Below are the records; locate each line with the word "name" and copy it.
Given data start
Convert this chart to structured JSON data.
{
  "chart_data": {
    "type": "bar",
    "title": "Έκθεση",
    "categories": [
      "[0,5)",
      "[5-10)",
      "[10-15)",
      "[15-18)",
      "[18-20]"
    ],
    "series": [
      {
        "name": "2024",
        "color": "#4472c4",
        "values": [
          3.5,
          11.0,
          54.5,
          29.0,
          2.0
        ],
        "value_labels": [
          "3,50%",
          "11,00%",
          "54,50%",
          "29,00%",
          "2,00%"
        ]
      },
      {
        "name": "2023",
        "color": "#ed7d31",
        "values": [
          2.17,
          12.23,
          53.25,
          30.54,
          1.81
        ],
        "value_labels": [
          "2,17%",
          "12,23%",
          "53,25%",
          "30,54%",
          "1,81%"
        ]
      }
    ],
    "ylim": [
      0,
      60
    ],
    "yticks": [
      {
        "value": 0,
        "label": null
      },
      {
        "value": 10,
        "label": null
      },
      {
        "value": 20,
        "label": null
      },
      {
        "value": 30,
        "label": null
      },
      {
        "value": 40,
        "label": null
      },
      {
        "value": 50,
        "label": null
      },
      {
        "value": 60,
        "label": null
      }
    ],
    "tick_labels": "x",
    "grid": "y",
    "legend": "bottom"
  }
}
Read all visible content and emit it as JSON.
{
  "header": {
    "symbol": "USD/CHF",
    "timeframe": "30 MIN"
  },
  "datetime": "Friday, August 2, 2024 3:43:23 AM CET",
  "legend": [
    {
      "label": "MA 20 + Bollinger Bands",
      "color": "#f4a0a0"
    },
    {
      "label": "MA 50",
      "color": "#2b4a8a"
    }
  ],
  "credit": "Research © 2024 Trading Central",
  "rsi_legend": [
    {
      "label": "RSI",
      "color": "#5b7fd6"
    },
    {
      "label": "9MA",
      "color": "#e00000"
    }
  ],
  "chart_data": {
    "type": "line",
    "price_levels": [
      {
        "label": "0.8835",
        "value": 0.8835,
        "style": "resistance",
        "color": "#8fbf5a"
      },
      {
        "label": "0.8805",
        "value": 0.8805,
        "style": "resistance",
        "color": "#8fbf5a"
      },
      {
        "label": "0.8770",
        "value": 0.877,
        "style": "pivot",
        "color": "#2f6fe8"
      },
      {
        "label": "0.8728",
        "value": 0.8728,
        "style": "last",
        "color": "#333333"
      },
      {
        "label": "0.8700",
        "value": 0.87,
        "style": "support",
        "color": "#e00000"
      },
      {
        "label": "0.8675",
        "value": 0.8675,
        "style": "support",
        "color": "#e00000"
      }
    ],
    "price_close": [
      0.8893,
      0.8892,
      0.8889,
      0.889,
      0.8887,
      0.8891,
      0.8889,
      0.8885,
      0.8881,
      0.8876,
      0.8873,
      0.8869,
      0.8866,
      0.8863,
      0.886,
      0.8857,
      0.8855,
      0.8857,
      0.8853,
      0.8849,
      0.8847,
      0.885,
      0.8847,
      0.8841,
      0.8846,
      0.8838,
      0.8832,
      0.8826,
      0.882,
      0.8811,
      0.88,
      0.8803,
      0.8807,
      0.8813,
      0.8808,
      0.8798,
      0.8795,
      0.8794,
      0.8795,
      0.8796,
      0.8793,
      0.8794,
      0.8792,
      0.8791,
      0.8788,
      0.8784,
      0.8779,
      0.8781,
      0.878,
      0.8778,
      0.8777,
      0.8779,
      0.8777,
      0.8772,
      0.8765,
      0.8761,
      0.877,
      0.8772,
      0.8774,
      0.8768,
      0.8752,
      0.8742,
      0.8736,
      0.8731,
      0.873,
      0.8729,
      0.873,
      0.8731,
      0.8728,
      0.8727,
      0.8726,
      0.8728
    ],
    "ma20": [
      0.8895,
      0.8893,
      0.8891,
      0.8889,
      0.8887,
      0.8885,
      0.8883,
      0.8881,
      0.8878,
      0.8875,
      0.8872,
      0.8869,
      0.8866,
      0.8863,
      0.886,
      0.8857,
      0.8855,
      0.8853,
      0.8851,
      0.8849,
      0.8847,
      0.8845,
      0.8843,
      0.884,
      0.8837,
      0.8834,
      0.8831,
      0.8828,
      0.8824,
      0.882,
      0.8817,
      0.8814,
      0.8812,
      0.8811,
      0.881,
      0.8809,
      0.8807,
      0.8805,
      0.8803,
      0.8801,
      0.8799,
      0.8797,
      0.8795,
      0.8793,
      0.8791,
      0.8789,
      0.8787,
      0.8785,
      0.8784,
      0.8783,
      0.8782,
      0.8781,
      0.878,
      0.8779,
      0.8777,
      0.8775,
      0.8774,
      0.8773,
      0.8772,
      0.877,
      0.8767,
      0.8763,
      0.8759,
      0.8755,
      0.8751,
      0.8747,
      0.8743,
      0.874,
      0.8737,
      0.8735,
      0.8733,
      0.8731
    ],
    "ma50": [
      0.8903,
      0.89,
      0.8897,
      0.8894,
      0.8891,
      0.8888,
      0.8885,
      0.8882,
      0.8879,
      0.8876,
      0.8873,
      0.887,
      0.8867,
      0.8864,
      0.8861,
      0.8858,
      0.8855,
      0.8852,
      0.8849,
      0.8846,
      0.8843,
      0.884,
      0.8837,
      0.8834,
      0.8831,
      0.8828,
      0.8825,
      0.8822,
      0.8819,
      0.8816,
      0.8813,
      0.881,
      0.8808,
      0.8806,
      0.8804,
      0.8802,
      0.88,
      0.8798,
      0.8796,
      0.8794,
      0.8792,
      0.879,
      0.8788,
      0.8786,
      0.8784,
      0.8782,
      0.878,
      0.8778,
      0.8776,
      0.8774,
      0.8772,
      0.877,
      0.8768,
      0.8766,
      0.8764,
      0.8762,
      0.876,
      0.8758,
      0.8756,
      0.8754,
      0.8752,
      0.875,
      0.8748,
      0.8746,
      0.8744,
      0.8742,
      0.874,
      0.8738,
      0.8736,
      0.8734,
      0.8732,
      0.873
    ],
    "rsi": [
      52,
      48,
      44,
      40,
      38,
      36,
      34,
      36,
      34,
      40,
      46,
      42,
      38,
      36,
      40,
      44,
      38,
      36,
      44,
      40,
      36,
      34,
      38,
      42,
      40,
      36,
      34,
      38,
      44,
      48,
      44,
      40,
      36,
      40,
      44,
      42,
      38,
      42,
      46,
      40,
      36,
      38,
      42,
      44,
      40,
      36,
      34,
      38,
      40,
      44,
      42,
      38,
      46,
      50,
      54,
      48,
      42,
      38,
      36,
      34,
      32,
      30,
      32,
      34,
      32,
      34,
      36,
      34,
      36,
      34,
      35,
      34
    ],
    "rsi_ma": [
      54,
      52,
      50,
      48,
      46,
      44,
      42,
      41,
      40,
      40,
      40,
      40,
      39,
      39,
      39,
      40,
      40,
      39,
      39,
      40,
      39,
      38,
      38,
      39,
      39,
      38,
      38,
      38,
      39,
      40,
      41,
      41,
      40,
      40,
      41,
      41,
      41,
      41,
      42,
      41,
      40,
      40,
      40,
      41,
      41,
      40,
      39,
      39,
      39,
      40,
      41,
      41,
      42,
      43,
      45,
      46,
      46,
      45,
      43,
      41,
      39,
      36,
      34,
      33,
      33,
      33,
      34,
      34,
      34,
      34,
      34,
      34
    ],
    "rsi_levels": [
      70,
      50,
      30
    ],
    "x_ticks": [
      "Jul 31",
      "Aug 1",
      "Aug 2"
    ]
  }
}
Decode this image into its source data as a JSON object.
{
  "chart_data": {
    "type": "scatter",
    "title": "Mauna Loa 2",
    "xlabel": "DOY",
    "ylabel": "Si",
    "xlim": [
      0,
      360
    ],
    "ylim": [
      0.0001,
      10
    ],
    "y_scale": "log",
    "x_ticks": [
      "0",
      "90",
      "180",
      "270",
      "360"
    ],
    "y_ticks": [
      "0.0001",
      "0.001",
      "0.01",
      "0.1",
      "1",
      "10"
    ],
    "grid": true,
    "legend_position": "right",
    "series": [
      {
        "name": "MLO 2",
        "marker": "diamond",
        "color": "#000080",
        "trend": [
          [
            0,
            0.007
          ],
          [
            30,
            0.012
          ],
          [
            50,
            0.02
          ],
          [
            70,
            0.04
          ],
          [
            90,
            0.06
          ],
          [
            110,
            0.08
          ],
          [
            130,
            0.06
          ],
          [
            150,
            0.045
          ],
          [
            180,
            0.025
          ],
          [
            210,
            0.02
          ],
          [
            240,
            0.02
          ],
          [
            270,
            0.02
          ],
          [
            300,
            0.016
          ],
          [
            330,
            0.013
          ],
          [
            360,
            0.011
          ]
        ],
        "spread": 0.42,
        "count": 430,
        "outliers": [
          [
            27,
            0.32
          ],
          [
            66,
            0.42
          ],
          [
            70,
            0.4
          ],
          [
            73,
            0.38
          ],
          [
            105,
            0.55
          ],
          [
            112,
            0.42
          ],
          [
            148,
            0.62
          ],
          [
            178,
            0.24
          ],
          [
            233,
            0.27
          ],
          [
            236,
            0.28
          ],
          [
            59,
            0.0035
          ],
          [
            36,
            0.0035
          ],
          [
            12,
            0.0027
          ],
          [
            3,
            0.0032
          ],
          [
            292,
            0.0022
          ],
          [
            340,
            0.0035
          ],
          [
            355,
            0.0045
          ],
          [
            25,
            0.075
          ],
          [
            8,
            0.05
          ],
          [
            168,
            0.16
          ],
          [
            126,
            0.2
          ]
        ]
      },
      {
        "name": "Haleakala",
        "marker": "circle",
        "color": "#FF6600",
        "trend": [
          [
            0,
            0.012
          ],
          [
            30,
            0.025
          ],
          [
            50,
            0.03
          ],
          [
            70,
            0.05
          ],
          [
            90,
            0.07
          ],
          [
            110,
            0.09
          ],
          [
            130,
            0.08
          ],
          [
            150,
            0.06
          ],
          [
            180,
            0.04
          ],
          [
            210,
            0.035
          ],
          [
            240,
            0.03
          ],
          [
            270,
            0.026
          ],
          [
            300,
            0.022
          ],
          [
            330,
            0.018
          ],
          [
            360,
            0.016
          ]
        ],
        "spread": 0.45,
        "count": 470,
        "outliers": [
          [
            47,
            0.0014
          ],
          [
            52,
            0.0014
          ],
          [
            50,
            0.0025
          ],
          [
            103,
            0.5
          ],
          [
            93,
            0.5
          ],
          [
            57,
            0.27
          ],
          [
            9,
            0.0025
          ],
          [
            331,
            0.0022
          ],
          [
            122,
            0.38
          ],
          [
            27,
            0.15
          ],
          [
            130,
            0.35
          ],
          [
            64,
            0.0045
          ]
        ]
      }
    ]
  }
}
Given data end
Complete response:
        "name": "2024",
        "name": "2023",
        "name": "MLO 2",
        "name": "Haleakala",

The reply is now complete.